- **Provided records**
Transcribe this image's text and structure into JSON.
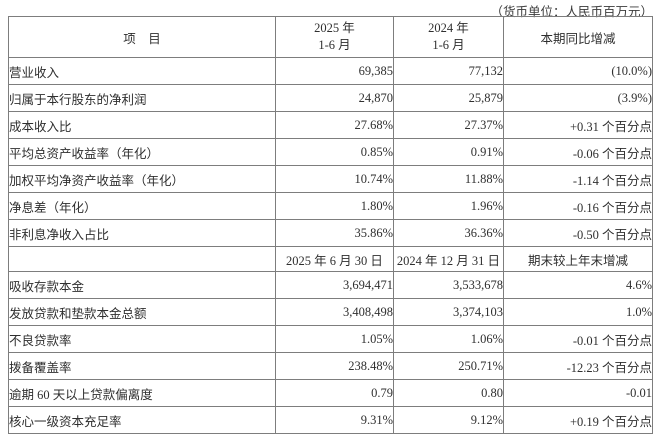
{
  "unit_note": "（货币单位：人民币百万元）",
  "colors": {
    "text": "#2f2f2f",
    "border": "#7d7d7d",
    "background": "#ffffff"
  },
  "header1": {
    "item": "项　目",
    "current_line1": "2025 年",
    "current_line2": "1-6 月",
    "prior_line1": "2024 年",
    "prior_line2": "1-6 月",
    "change": "本期同比增减"
  },
  "rows1": [
    {
      "label": "营业收入",
      "current": "69,385",
      "prior": "77,132",
      "change": "(10.0%)"
    },
    {
      "label": "归属于本行股东的净利润",
      "current": "24,870",
      "prior": "25,879",
      "change": "(3.9%)"
    },
    {
      "label": "成本收入比",
      "current": "27.68%",
      "prior": "27.37%",
      "change": "+0.31 个百分点"
    },
    {
      "label": "平均总资产收益率（年化）",
      "current": "0.85%",
      "prior": "0.91%",
      "change": "-0.06 个百分点"
    },
    {
      "label": "加权平均净资产收益率（年化）",
      "current": "10.74%",
      "prior": "11.88%",
      "change": "-1.14 个百分点"
    },
    {
      "label": "净息差（年化）",
      "current": "1.80%",
      "prior": "1.96%",
      "change": "-0.16 个百分点"
    },
    {
      "label": "非利息净收入占比",
      "current": "35.86%",
      "prior": "36.36%",
      "change": "-0.50 个百分点"
    }
  ],
  "header2": {
    "item": "",
    "date_current": "2025 年 6 月 30 日",
    "date_prior": "2024 年 12 月 31 日",
    "change": "期末较上年末增减"
  },
  "rows2": [
    {
      "label": "吸收存款本金",
      "current": "3,694,471",
      "prior": "3,533,678",
      "change": "4.6%"
    },
    {
      "label": "发放贷款和垫款本金总额",
      "current": "3,408,498",
      "prior": "3,374,103",
      "change": "1.0%"
    },
    {
      "label": "不良贷款率",
      "current": "1.05%",
      "prior": "1.06%",
      "change": "-0.01 个百分点"
    },
    {
      "label": "拨备覆盖率",
      "current": "238.48%",
      "prior": "250.71%",
      "change": "-12.23 个百分点"
    },
    {
      "label": "逾期 60 天以上贷款偏离度",
      "current": "0.79",
      "prior": "0.80",
      "change": "-0.01"
    },
    {
      "label": "核心一级资本充足率",
      "current": "9.31%",
      "prior": "9.12%",
      "change": "+0.19 个百分点"
    }
  ]
}
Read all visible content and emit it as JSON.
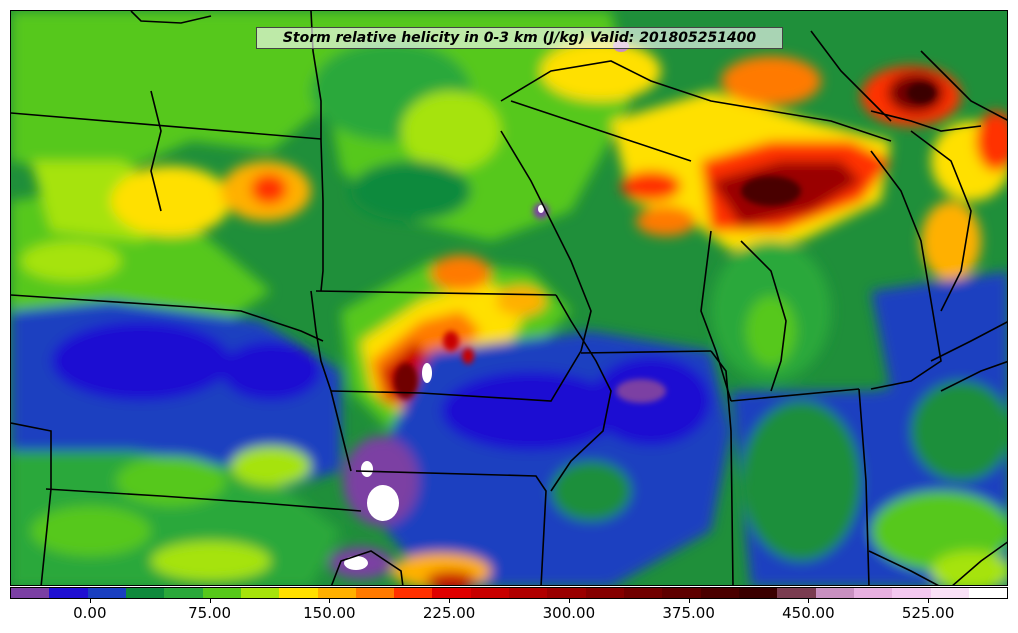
{
  "map": {
    "title": "Storm relative helicity in 0-3 km (J/kg) Valid: 201805251400",
    "colorbar": {
      "colors": [
        "#7b3fa3",
        "#1f0fd2",
        "#1a3fc0",
        "#0f8a3c",
        "#2aa83a",
        "#56c81a",
        "#a6e30c",
        "#ffe000",
        "#ffb000",
        "#ff7a00",
        "#ff3000",
        "#e00000",
        "#c80000",
        "#b00000",
        "#9a0000",
        "#850000",
        "#700000",
        "#5e0000",
        "#4a0000",
        "#3a0000",
        "#7a3c50",
        "#c890c0",
        "#e7b0e0",
        "#f3c8f0",
        "#f9e0f6",
        "#ffffff"
      ],
      "tick_labels": [
        "0.00",
        "75.00",
        "150.00",
        "225.00",
        "300.00",
        "375.00",
        "450.00",
        "525.00"
      ],
      "tick_values": [
        0,
        75,
        150,
        225,
        300,
        375,
        450,
        525
      ],
      "min": -50,
      "max": 575
    }
  }
}
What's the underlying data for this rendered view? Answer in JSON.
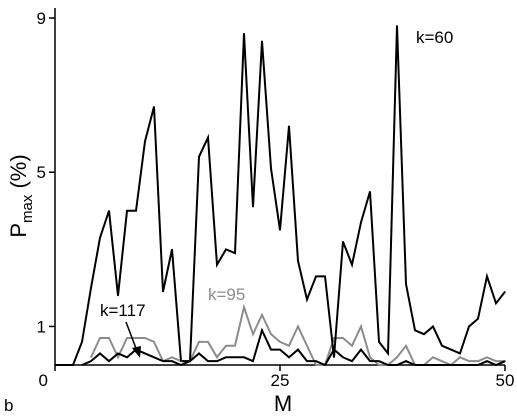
{
  "chart_data": {
    "type": "line",
    "panel_label": "b",
    "xlabel": "M",
    "ylabel": {
      "main": "P",
      "subscript": "max",
      "unit": " (%)"
    },
    "xlim": [
      0,
      50
    ],
    "ylim": [
      0,
      9
    ],
    "x_ticks": [
      0,
      25,
      50
    ],
    "y_ticks": [
      1,
      5,
      9
    ],
    "colors": {
      "black": "#000000",
      "gray": "#8c8c8c"
    },
    "series": [
      {
        "name": "k=60",
        "color": "#000000",
        "x": [
          0,
          1,
          2,
          3,
          4,
          5,
          6,
          7,
          8,
          9,
          10,
          11,
          12,
          13,
          14,
          15,
          16,
          17,
          18,
          19,
          20,
          21,
          22,
          23,
          24,
          25,
          26,
          27,
          28,
          29,
          30,
          31,
          32,
          33,
          34,
          35,
          36,
          37,
          38,
          39,
          40,
          41,
          42,
          43,
          44,
          45,
          46,
          47,
          48,
          49,
          50
        ],
        "y": [
          0,
          0,
          0,
          0.6,
          2,
          3.3,
          4,
          1.8,
          4,
          4,
          5.8,
          6.7,
          1.9,
          3,
          0.1,
          0.1,
          5.4,
          5.9,
          2.6,
          3,
          2.9,
          8.6,
          4.1,
          8.4,
          5.1,
          3.5,
          6.2,
          2.7,
          1.7,
          2.3,
          2.3,
          0.2,
          3.2,
          2.6,
          3.7,
          4.5,
          0.6,
          0.3,
          8.8,
          2.1,
          0.9,
          0.8,
          1,
          0.5,
          0.4,
          0.3,
          1,
          1.2,
          2.3,
          1.6,
          1.9
        ]
      },
      {
        "name": "k=95",
        "color": "#8c8c8c",
        "x": [
          4,
          5,
          6,
          7,
          8,
          9,
          10,
          11,
          12,
          13,
          14,
          15,
          16,
          17,
          18,
          19,
          20,
          21,
          22,
          23,
          24,
          25,
          26,
          27,
          28,
          29,
          30,
          31,
          32,
          33,
          34,
          35,
          36,
          37,
          38,
          39,
          40,
          41,
          42,
          43,
          44,
          45,
          46,
          47,
          48,
          49,
          50
        ],
        "y": [
          0.2,
          0.7,
          0.7,
          0.2,
          0.7,
          0.7,
          0.7,
          0.6,
          0.1,
          0.2,
          0.1,
          0.1,
          0.6,
          0.6,
          0.2,
          0.5,
          0.5,
          1.5,
          0.8,
          1.3,
          0.8,
          0.6,
          0.5,
          1,
          0.5,
          0,
          0,
          0.7,
          0.7,
          0.5,
          1,
          0.2,
          0,
          0,
          0.2,
          0.5,
          0,
          0,
          0.2,
          0.1,
          0,
          0.2,
          0.1,
          0.1,
          0.2,
          0.1,
          0.1
        ]
      },
      {
        "name": "k=117",
        "color": "#000000",
        "x": [
          3,
          4,
          5,
          6,
          7,
          8,
          9,
          10,
          11,
          12,
          13,
          14,
          15,
          16,
          17,
          18,
          19,
          20,
          21,
          22,
          23,
          24,
          25,
          26,
          27,
          28,
          29,
          30,
          31,
          32,
          33,
          34,
          35,
          36,
          37,
          38,
          39,
          40,
          41,
          42,
          43,
          44,
          45,
          46,
          47,
          48,
          49,
          50
        ],
        "y": [
          0,
          0.1,
          0.3,
          0.1,
          0.3,
          0.2,
          0.4,
          0.3,
          0.2,
          0.1,
          0.1,
          0,
          0.1,
          0.3,
          0.1,
          0.1,
          0.2,
          0.2,
          0.2,
          0.1,
          0.9,
          0.4,
          0.4,
          0.2,
          0.4,
          0.1,
          0.1,
          0,
          0.4,
          0.2,
          0.1,
          0.4,
          0.1,
          0.1,
          0,
          0,
          0.1,
          0,
          0,
          0,
          0,
          0,
          0,
          0,
          0,
          0.1,
          0,
          0.1
        ]
      }
    ],
    "annotations": [
      {
        "text": "k=60",
        "series": "k=60"
      },
      {
        "text": "k=95",
        "series": "k=95"
      },
      {
        "text": "k=117",
        "series": "k=117"
      }
    ]
  }
}
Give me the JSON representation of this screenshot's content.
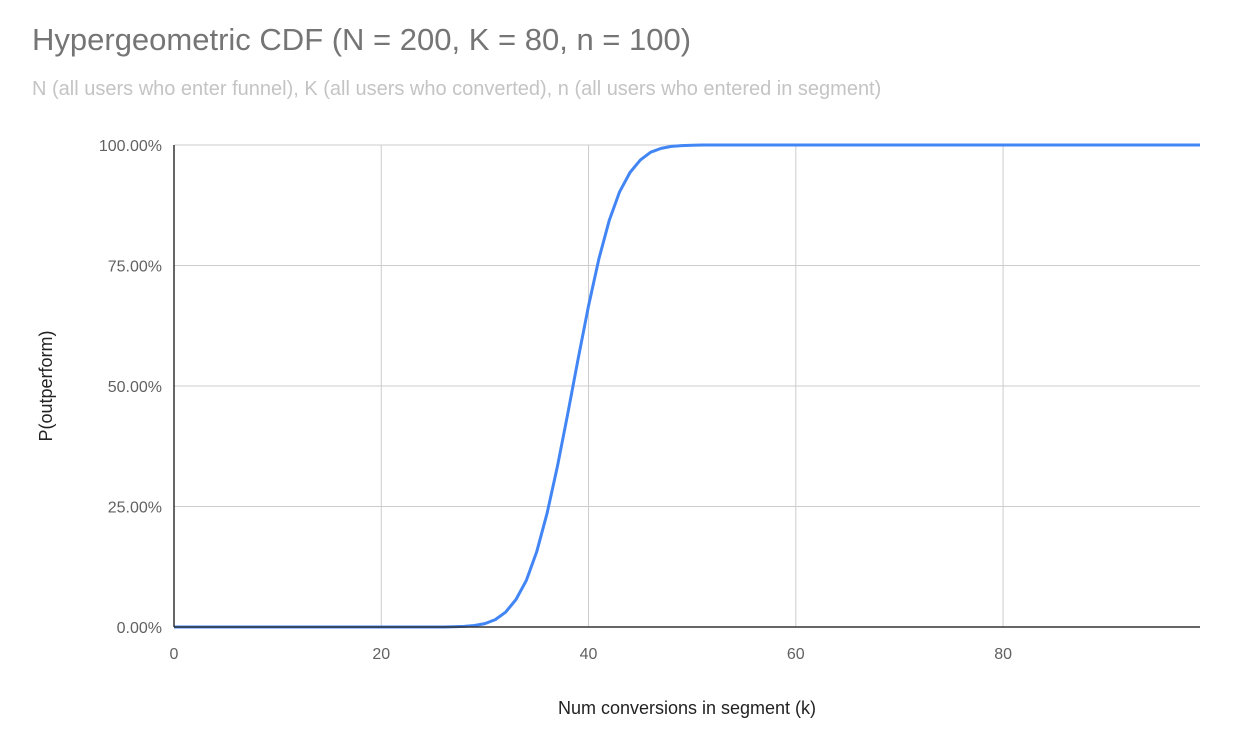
{
  "chart_data": {
    "type": "line",
    "title": "Hypergeometric CDF (N = 200, K = 80, n = 100)",
    "subtitle": "N (all users who enter funnel), K (all users who converted), n (all users who entered in segment)",
    "xlabel": "Num conversions in segment (k)",
    "ylabel": "P(outperform)",
    "xlim": [
      0,
      99
    ],
    "ylim": [
      0,
      100
    ],
    "x_ticks": [
      0,
      20,
      40,
      60,
      80
    ],
    "x_tick_labels": [
      "0",
      "20",
      "40",
      "60",
      "80"
    ],
    "y_ticks": [
      0,
      25,
      50,
      75,
      100
    ],
    "y_tick_labels": [
      "0.00%",
      "25.00%",
      "50.00%",
      "75.00%",
      "100.00%"
    ],
    "grid": true,
    "legend": "none",
    "line_color": "#4285f4",
    "series": [
      {
        "x": [
          0,
          1,
          2,
          3,
          4,
          5,
          6,
          7,
          8,
          9,
          10,
          11,
          12,
          13,
          14,
          15,
          16,
          17,
          18,
          19,
          20,
          21,
          22,
          23,
          24,
          25,
          26,
          27,
          28,
          29,
          30,
          31,
          32,
          33,
          34,
          35,
          36,
          37,
          38,
          39,
          40,
          41,
          42,
          43,
          44,
          45,
          46,
          47,
          48,
          49,
          50,
          51,
          52,
          53,
          54,
          55,
          56,
          57,
          58,
          59,
          60,
          61,
          62,
          63,
          64,
          65,
          66,
          67,
          68,
          69,
          70,
          71,
          72,
          73,
          74,
          75,
          76,
          77,
          78,
          79,
          80,
          81,
          82,
          83,
          84,
          85,
          86,
          87,
          88,
          89,
          90,
          91,
          92,
          93,
          94,
          95,
          96,
          97,
          98,
          99
        ],
        "y": [
          0,
          0,
          0,
          0,
          0,
          0,
          0,
          0,
          0,
          0,
          0,
          0,
          0,
          0,
          0,
          0,
          0,
          0,
          0,
          0,
          0,
          0,
          0,
          0,
          0,
          0,
          0,
          0.05,
          0.13,
          0.31,
          0.71,
          1.54,
          3.07,
          5.71,
          9.68,
          15.6,
          23.6,
          33.4,
          44.3,
          55.7,
          66.6,
          76.4,
          84.4,
          90.3,
          94.3,
          96.9,
          98.5,
          99.3,
          99.7,
          99.87,
          99.95,
          100,
          100,
          100,
          100,
          100,
          100,
          100,
          100,
          100,
          100,
          100,
          100,
          100,
          100,
          100,
          100,
          100,
          100,
          100,
          100,
          100,
          100,
          100,
          100,
          100,
          100,
          100,
          100,
          100,
          100,
          100,
          100,
          100,
          100,
          100,
          100,
          100,
          100,
          100,
          100,
          100,
          100,
          100,
          100,
          100,
          100,
          100,
          100,
          100
        ]
      }
    ]
  }
}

- **Instruction**
Pull out every line in the data above that has the word "text".

- **Solution to this problem**
Transcribe this image's text and structure into JSON.
    "text": "#2f2f2f",
        "text": "k=60",
        "text": "k=95",
        "text": "k=117",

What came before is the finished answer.